--- Begin ---
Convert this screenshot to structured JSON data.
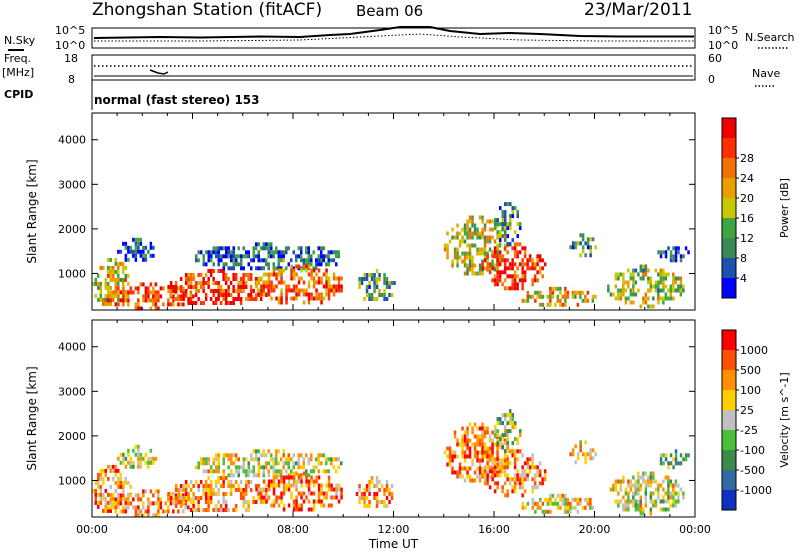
{
  "header": {
    "title": "Zhongshan Station (fitACF)",
    "beam": "Beam 06",
    "date": "23/Mar/2011"
  },
  "strip": {
    "left_nsky_label": "N.Sky",
    "left_nsky_ticks": [
      "10^5",
      "10^0"
    ],
    "right_nsearch_label": "N.Search",
    "right_nsearch_ticks": [
      "10^5",
      "10^0"
    ],
    "freq_label": "Freq.",
    "freq_unit": "[MHz]",
    "freq_ticks": [
      "18",
      "8"
    ],
    "nave_label": "Nave",
    "nave_ticks": [
      "60",
      "0"
    ],
    "cpid_label": "CPID",
    "cpid_text": "normal (fast stereo) 153"
  },
  "chart_data": [
    {
      "type": "heatmap",
      "panel": "power",
      "xlabel": "",
      "ylabel": "Slant Range [km]",
      "x_range_hours": [
        0,
        24
      ],
      "ylim": [
        180,
        4600
      ],
      "y_ticks": [
        "1000",
        "2000",
        "3000",
        "4000"
      ],
      "colorbar_label": "Power [dB]",
      "colorbar_ticks": [
        "4",
        "8",
        "12",
        "16",
        "20",
        "24",
        "28"
      ],
      "colors": [
        "#0000ff",
        "#1f4fb0",
        "#3a8a56",
        "#3fa53f",
        "#c8c800",
        "#e8a000",
        "#f07000",
        "#ff3000",
        "#ee0000"
      ],
      "echo_regions": [
        {
          "t0": 0.0,
          "t1": 1.5,
          "r0": 300,
          "r1": 1350,
          "level": 0.55
        },
        {
          "t0": 0.5,
          "t1": 4.0,
          "r0": 250,
          "r1": 800,
          "level": 0.8
        },
        {
          "t0": 1.0,
          "t1": 2.5,
          "r0": 1300,
          "r1": 1800,
          "level": 0.15
        },
        {
          "t0": 3.0,
          "t1": 7.0,
          "r0": 300,
          "r1": 1100,
          "level": 0.85
        },
        {
          "t0": 4.0,
          "t1": 10.0,
          "r0": 1100,
          "r1": 1700,
          "level": 0.2
        },
        {
          "t0": 6.5,
          "t1": 10.0,
          "r0": 350,
          "r1": 1200,
          "level": 0.75
        },
        {
          "t0": 10.5,
          "t1": 12.0,
          "r0": 400,
          "r1": 1100,
          "level": 0.35
        },
        {
          "t0": 14.0,
          "t1": 16.5,
          "r0": 1000,
          "r1": 2300,
          "level": 0.5
        },
        {
          "t0": 15.5,
          "t1": 18.0,
          "r0": 700,
          "r1": 1700,
          "level": 0.85
        },
        {
          "t0": 16.0,
          "t1": 17.0,
          "r0": 1700,
          "r1": 2600,
          "level": 0.25
        },
        {
          "t0": 17.0,
          "t1": 20.0,
          "r0": 300,
          "r1": 700,
          "level": 0.55
        },
        {
          "t0": 19.0,
          "t1": 20.0,
          "r0": 1400,
          "r1": 1900,
          "level": 0.3
        },
        {
          "t0": 20.5,
          "t1": 23.5,
          "r0": 300,
          "r1": 1200,
          "level": 0.45
        },
        {
          "t0": 22.5,
          "t1": 23.8,
          "r0": 1300,
          "r1": 1700,
          "level": 0.15
        }
      ]
    },
    {
      "type": "heatmap",
      "panel": "velocity",
      "xlabel": "Time UT",
      "ylabel": "Slant Range [km]",
      "x_range_hours": [
        0,
        24
      ],
      "x_ticks": [
        "00:00",
        "04:00",
        "08:00",
        "12:00",
        "16:00",
        "20:00",
        "00:00"
      ],
      "ylim": [
        180,
        4600
      ],
      "y_ticks": [
        "1000",
        "2000",
        "3000",
        "4000"
      ],
      "colorbar_label": "Velocity [m s^-1]",
      "colorbar_ticks": [
        "1000",
        "500",
        "100",
        "25",
        "-25",
        "-100",
        "-500",
        "-1000"
      ],
      "colors": [
        "#1030c0",
        "#2f6aa0",
        "#3c8a4c",
        "#4bbf3a",
        "#c0c0c0",
        "#ffd000",
        "#ff9000",
        "#ff5000",
        "#ff0000"
      ],
      "echo_regions": [
        {
          "t0": 0.0,
          "t1": 1.5,
          "r0": 300,
          "r1": 1350,
          "level": 0.7
        },
        {
          "t0": 0.5,
          "t1": 4.0,
          "r0": 250,
          "r1": 800,
          "level": 0.7
        },
        {
          "t0": 1.0,
          "t1": 2.5,
          "r0": 1300,
          "r1": 1800,
          "level": 0.5
        },
        {
          "t0": 3.0,
          "t1": 7.0,
          "r0": 300,
          "r1": 1100,
          "level": 0.72
        },
        {
          "t0": 4.0,
          "t1": 10.0,
          "r0": 1100,
          "r1": 1700,
          "level": 0.55
        },
        {
          "t0": 6.5,
          "t1": 10.0,
          "r0": 350,
          "r1": 1200,
          "level": 0.78
        },
        {
          "t0": 10.5,
          "t1": 12.0,
          "r0": 400,
          "r1": 1100,
          "level": 0.7
        },
        {
          "t0": 14.0,
          "t1": 16.5,
          "r0": 1000,
          "r1": 2300,
          "level": 0.75
        },
        {
          "t0": 15.5,
          "t1": 18.0,
          "r0": 700,
          "r1": 1700,
          "level": 0.72
        },
        {
          "t0": 16.0,
          "t1": 17.0,
          "r0": 1700,
          "r1": 2600,
          "level": 0.45
        },
        {
          "t0": 17.0,
          "t1": 20.0,
          "r0": 300,
          "r1": 700,
          "level": 0.6
        },
        {
          "t0": 19.0,
          "t1": 20.0,
          "r0": 1400,
          "r1": 1900,
          "level": 0.65
        },
        {
          "t0": 20.5,
          "t1": 23.5,
          "r0": 300,
          "r1": 1200,
          "level": 0.55
        },
        {
          "t0": 22.5,
          "t1": 23.8,
          "r0": 1300,
          "r1": 1700,
          "level": 0.4
        }
      ]
    }
  ]
}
--- End ---
◆ **Task directions**:
Each record above must be returned exactly as written, with its pictures omitted.

◆ **Task result**:
Convert this screenshot to structured JSON data.
{
  "header": {
    "title": "Zhongshan Station (fitACF)",
    "beam": "Beam 06",
    "date": "23/Mar/2011"
  },
  "strip": {
    "left_nsky_label": "N.Sky",
    "left_nsky_ticks": [
      "10^5",
      "10^0"
    ],
    "right_nsearch_label": "N.Search",
    "right_nsearch_ticks": [
      "10^5",
      "10^0"
    ],
    "freq_label": "Freq.",
    "freq_unit": "[MHz]",
    "freq_ticks": [
      "18",
      "8"
    ],
    "nave_label": "Nave",
    "nave_ticks": [
      "60",
      "0"
    ],
    "cpid_label": "CPID",
    "cpid_text": "normal (fast stereo) 153"
  },
  "chart_data": [
    {
      "type": "heatmap",
      "panel": "power",
      "xlabel": "",
      "ylabel": "Slant Range [km]",
      "x_range_hours": [
        0,
        24
      ],
      "ylim": [
        180,
        4600
      ],
      "y_ticks": [
        "1000",
        "2000",
        "3000",
        "4000"
      ],
      "colorbar_label": "Power [dB]",
      "colorbar_ticks": [
        "4",
        "8",
        "12",
        "16",
        "20",
        "24",
        "28"
      ],
      "colors": [
        "#0000ff",
        "#1f4fb0",
        "#3a8a56",
        "#3fa53f",
        "#c8c800",
        "#e8a000",
        "#f07000",
        "#ff3000",
        "#ee0000"
      ],
      "echo_regions": [
        {
          "t0": 0.0,
          "t1": 1.5,
          "r0": 300,
          "r1": 1350,
          "level": 0.55
        },
        {
          "t0": 0.5,
          "t1": 4.0,
          "r0": 250,
          "r1": 800,
          "level": 0.8
        },
        {
          "t0": 1.0,
          "t1": 2.5,
          "r0": 1300,
          "r1": 1800,
          "level": 0.15
        },
        {
          "t0": 3.0,
          "t1": 7.0,
          "r0": 300,
          "r1": 1100,
          "level": 0.85
        },
        {
          "t0": 4.0,
          "t1": 10.0,
          "r0": 1100,
          "r1": 1700,
          "level": 0.2
        },
        {
          "t0": 6.5,
          "t1": 10.0,
          "r0": 350,
          "r1": 1200,
          "level": 0.75
        },
        {
          "t0": 10.5,
          "t1": 12.0,
          "r0": 400,
          "r1": 1100,
          "level": 0.35
        },
        {
          "t0": 14.0,
          "t1": 16.5,
          "r0": 1000,
          "r1": 2300,
          "level": 0.5
        },
        {
          "t0": 15.5,
          "t1": 18.0,
          "r0": 700,
          "r1": 1700,
          "level": 0.85
        },
        {
          "t0": 16.0,
          "t1": 17.0,
          "r0": 1700,
          "r1": 2600,
          "level": 0.25
        },
        {
          "t0": 17.0,
          "t1": 20.0,
          "r0": 300,
          "r1": 700,
          "level": 0.55
        },
        {
          "t0": 19.0,
          "t1": 20.0,
          "r0": 1400,
          "r1": 1900,
          "level": 0.3
        },
        {
          "t0": 20.5,
          "t1": 23.5,
          "r0": 300,
          "r1": 1200,
          "level": 0.45
        },
        {
          "t0": 22.5,
          "t1": 23.8,
          "r0": 1300,
          "r1": 1700,
          "level": 0.15
        }
      ]
    },
    {
      "type": "heatmap",
      "panel": "velocity",
      "xlabel": "Time UT",
      "ylabel": "Slant Range [km]",
      "x_range_hours": [
        0,
        24
      ],
      "x_ticks": [
        "00:00",
        "04:00",
        "08:00",
        "12:00",
        "16:00",
        "20:00",
        "00:00"
      ],
      "ylim": [
        180,
        4600
      ],
      "y_ticks": [
        "1000",
        "2000",
        "3000",
        "4000"
      ],
      "colorbar_label": "Velocity [m s^-1]",
      "colorbar_ticks": [
        "1000",
        "500",
        "100",
        "25",
        "-25",
        "-100",
        "-500",
        "-1000"
      ],
      "colors": [
        "#1030c0",
        "#2f6aa0",
        "#3c8a4c",
        "#4bbf3a",
        "#c0c0c0",
        "#ffd000",
        "#ff9000",
        "#ff5000",
        "#ff0000"
      ],
      "echo_regions": [
        {
          "t0": 0.0,
          "t1": 1.5,
          "r0": 300,
          "r1": 1350,
          "level": 0.7
        },
        {
          "t0": 0.5,
          "t1": 4.0,
          "r0": 250,
          "r1": 800,
          "level": 0.7
        },
        {
          "t0": 1.0,
          "t1": 2.5,
          "r0": 1300,
          "r1": 1800,
          "level": 0.5
        },
        {
          "t0": 3.0,
          "t1": 7.0,
          "r0": 300,
          "r1": 1100,
          "level": 0.72
        },
        {
          "t0": 4.0,
          "t1": 10.0,
          "r0": 1100,
          "r1": 1700,
          "level": 0.55
        },
        {
          "t0": 6.5,
          "t1": 10.0,
          "r0": 350,
          "r1": 1200,
          "level": 0.78
        },
        {
          "t0": 10.5,
          "t1": 12.0,
          "r0": 400,
          "r1": 1100,
          "level": 0.7
        },
        {
          "t0": 14.0,
          "t1": 16.5,
          "r0": 1000,
          "r1": 2300,
          "level": 0.75
        },
        {
          "t0": 15.5,
          "t1": 18.0,
          "r0": 700,
          "r1": 1700,
          "level": 0.72
        },
        {
          "t0": 16.0,
          "t1": 17.0,
          "r0": 1700,
          "r1": 2600,
          "level": 0.45
        },
        {
          "t0": 17.0,
          "t1": 20.0,
          "r0": 300,
          "r1": 700,
          "level": 0.6
        },
        {
          "t0": 19.0,
          "t1": 20.0,
          "r0": 1400,
          "r1": 1900,
          "level": 0.65
        },
        {
          "t0": 20.5,
          "t1": 23.5,
          "r0": 300,
          "r1": 1200,
          "level": 0.55
        },
        {
          "t0": 22.5,
          "t1": 23.8,
          "r0": 1300,
          "r1": 1700,
          "level": 0.4
        }
      ]
    }
  ]
}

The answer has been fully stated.